Using the entries that follow, collect the lines where the word "screenshot" appears.

--- Start ---

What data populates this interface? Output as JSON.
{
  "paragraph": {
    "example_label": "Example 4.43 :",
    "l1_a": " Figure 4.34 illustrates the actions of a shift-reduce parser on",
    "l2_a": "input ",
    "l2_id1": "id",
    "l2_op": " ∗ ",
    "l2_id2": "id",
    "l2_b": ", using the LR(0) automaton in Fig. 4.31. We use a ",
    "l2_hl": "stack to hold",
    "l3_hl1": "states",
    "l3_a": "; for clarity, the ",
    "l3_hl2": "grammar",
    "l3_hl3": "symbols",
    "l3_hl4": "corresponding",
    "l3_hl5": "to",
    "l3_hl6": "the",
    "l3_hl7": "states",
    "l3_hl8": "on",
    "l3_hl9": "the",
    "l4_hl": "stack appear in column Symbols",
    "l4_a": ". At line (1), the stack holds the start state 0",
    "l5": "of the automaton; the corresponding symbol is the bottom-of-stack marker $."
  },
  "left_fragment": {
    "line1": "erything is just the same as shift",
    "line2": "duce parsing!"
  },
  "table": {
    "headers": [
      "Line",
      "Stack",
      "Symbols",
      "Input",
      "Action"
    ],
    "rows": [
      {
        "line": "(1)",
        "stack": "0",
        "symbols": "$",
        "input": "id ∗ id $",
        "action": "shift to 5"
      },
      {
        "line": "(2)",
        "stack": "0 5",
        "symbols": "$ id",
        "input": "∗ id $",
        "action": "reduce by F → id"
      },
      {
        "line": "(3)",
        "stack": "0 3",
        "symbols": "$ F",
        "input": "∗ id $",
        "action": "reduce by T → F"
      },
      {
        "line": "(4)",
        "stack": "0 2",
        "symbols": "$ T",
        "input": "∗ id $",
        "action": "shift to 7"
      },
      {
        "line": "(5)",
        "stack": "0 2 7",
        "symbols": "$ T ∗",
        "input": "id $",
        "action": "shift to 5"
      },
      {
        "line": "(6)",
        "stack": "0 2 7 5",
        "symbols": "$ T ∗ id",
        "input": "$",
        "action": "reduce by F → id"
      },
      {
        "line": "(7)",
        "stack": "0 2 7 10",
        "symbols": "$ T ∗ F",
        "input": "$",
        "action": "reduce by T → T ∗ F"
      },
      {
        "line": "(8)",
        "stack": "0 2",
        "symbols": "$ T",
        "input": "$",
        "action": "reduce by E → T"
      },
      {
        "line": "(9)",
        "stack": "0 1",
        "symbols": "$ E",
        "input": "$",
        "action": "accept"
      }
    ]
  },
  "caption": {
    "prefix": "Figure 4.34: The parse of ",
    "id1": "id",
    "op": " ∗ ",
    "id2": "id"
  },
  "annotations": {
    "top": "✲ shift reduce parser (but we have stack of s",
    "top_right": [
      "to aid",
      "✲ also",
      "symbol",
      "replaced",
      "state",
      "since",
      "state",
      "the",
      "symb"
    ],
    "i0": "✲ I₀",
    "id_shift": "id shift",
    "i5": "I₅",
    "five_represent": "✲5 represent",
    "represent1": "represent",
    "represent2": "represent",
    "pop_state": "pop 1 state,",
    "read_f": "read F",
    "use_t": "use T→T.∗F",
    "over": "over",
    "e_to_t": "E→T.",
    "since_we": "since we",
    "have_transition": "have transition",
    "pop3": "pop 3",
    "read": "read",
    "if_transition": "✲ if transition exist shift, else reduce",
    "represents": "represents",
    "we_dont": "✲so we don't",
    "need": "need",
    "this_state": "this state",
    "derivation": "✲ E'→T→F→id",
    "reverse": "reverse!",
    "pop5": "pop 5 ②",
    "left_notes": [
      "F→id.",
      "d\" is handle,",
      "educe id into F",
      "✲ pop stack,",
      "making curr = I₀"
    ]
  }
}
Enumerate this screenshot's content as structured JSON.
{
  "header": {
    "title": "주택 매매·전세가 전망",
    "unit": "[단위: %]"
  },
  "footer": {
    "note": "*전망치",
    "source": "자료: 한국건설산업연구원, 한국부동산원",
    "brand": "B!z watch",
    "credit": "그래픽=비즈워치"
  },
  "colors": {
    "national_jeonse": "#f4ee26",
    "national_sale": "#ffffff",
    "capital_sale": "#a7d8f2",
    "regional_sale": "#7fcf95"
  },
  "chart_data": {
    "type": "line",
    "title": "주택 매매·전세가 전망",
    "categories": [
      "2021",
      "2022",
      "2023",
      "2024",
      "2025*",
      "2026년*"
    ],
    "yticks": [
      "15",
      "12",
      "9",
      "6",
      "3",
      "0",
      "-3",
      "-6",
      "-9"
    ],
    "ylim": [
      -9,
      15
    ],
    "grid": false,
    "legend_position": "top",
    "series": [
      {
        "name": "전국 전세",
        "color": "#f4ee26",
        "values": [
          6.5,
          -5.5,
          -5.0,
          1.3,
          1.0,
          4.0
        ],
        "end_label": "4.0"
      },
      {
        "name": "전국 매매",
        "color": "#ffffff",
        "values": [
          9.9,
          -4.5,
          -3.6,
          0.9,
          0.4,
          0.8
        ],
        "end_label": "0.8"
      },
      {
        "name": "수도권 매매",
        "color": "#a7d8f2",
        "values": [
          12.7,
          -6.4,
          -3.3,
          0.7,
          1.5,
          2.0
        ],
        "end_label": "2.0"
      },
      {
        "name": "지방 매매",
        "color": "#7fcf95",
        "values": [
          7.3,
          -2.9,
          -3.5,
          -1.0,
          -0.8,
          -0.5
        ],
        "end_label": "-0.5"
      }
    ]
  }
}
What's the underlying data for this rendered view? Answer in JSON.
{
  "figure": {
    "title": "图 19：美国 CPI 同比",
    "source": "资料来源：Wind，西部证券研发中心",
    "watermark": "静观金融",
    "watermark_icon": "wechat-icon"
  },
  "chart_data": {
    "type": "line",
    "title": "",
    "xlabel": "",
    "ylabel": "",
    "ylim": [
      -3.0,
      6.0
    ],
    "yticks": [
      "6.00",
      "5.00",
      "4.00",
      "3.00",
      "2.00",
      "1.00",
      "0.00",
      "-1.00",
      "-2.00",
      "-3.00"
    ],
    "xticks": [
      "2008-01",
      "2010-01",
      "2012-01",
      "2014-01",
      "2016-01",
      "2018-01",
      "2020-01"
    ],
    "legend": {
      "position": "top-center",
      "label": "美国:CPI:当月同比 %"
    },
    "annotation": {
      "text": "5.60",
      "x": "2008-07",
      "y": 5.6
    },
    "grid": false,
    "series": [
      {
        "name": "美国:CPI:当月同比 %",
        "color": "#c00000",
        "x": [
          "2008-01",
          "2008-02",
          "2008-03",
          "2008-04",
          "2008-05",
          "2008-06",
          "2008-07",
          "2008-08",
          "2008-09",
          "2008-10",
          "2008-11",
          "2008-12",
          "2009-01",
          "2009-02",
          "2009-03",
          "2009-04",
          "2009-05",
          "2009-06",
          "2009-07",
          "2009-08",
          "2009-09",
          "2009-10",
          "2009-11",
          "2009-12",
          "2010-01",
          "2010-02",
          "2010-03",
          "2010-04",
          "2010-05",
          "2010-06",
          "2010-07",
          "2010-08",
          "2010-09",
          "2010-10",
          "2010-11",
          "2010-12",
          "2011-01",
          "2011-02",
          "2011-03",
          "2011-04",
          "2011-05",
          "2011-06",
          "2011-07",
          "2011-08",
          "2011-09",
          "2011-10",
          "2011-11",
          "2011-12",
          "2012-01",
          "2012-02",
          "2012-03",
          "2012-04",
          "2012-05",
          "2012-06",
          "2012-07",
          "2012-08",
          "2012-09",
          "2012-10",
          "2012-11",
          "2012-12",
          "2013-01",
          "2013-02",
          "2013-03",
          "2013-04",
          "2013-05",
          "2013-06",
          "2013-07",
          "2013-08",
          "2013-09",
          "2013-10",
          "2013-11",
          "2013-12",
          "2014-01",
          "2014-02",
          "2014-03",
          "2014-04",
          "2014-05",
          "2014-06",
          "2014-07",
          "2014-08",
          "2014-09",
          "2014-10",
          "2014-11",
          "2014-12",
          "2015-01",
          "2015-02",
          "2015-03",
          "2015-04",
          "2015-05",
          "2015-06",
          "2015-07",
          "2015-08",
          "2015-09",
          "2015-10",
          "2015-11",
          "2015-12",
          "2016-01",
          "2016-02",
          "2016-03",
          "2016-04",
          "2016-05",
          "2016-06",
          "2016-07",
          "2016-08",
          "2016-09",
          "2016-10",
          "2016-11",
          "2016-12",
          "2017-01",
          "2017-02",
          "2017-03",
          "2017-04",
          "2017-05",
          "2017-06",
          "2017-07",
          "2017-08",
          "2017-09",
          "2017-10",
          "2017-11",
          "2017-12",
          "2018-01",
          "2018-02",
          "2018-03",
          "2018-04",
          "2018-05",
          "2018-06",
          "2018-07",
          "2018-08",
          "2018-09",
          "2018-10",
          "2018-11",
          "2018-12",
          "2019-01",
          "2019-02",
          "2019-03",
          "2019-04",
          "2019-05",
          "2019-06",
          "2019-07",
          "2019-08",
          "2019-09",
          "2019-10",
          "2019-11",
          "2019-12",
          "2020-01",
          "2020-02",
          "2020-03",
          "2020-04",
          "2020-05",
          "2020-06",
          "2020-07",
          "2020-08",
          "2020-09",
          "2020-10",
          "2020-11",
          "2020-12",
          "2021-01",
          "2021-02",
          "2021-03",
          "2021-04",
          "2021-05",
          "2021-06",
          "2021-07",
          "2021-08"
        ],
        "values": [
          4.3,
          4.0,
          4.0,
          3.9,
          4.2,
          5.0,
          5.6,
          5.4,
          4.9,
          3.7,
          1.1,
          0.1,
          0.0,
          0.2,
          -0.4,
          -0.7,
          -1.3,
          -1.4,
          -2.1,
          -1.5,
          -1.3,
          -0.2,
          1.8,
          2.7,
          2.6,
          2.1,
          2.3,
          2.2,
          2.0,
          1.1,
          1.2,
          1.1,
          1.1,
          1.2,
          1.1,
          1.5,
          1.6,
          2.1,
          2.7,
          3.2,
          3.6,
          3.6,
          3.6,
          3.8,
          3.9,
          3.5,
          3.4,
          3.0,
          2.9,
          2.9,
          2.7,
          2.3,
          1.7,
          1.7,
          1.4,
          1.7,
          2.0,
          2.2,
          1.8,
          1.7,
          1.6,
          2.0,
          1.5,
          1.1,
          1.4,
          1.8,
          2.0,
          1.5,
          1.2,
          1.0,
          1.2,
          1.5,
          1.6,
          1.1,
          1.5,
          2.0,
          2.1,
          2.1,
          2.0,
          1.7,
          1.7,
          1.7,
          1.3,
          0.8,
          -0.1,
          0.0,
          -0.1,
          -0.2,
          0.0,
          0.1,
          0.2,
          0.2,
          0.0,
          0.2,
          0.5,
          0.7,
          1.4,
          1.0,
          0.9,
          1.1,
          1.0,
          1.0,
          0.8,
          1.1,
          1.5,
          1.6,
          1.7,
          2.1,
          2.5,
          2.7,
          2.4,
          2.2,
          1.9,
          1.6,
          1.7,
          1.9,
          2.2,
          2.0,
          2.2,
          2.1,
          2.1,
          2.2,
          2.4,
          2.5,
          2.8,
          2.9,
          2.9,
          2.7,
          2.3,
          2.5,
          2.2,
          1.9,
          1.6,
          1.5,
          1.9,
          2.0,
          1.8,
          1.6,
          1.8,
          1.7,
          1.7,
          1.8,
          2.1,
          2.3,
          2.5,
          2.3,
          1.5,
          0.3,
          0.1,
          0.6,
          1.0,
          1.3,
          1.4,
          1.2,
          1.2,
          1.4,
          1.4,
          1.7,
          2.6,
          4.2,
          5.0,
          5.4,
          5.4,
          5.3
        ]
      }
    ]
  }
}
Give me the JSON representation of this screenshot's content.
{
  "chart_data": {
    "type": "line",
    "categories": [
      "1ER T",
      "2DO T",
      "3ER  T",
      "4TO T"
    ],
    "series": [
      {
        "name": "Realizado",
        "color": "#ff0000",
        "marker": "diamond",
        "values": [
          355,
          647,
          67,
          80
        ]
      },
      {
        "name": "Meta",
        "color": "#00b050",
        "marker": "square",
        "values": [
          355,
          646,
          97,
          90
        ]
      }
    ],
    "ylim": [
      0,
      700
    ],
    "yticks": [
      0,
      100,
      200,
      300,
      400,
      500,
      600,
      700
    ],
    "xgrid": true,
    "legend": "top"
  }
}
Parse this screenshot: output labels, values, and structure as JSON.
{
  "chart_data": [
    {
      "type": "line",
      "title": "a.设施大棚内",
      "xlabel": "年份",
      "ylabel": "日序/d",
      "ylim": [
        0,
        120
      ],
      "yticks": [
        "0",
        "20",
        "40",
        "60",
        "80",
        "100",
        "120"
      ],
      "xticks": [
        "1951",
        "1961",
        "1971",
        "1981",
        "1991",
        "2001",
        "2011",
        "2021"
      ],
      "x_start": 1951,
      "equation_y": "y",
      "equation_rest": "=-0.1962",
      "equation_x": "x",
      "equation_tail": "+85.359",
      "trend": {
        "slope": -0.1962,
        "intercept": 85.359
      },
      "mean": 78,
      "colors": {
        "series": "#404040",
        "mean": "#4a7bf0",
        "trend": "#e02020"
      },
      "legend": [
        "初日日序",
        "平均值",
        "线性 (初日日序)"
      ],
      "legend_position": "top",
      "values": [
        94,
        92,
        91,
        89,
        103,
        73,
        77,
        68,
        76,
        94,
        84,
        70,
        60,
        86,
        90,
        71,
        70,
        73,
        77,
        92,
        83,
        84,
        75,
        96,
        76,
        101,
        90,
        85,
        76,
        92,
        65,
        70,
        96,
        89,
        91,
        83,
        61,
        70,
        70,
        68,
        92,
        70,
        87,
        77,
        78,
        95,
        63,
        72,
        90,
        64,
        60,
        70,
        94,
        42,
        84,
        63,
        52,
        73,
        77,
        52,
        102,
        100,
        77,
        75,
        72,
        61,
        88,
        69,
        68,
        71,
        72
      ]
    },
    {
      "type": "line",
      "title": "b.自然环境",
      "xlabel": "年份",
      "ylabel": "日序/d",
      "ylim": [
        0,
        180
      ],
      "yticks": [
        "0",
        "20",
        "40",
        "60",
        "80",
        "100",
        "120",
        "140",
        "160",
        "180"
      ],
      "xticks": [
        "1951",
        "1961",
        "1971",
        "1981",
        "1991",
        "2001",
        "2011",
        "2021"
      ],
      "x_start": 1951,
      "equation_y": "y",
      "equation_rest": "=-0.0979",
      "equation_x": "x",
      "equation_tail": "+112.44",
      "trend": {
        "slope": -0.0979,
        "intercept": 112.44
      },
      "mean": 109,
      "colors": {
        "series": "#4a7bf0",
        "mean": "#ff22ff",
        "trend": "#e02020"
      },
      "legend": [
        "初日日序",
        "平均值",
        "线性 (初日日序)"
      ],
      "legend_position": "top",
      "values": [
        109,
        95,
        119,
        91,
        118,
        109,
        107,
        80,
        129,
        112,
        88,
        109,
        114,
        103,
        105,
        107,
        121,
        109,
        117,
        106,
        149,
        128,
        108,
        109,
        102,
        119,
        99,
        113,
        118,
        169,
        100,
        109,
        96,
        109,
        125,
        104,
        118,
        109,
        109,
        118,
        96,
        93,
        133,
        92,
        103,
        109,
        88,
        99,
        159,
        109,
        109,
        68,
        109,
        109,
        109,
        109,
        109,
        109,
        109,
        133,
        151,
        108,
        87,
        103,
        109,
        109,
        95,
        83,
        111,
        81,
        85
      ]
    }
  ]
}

--- End ---

## Response to this task
Enumerate this screenshot's content as structured JSON.
Give me the JSON representation of this screenshot's content.
Parse this screenshot: output labels, values, and structure as JSON.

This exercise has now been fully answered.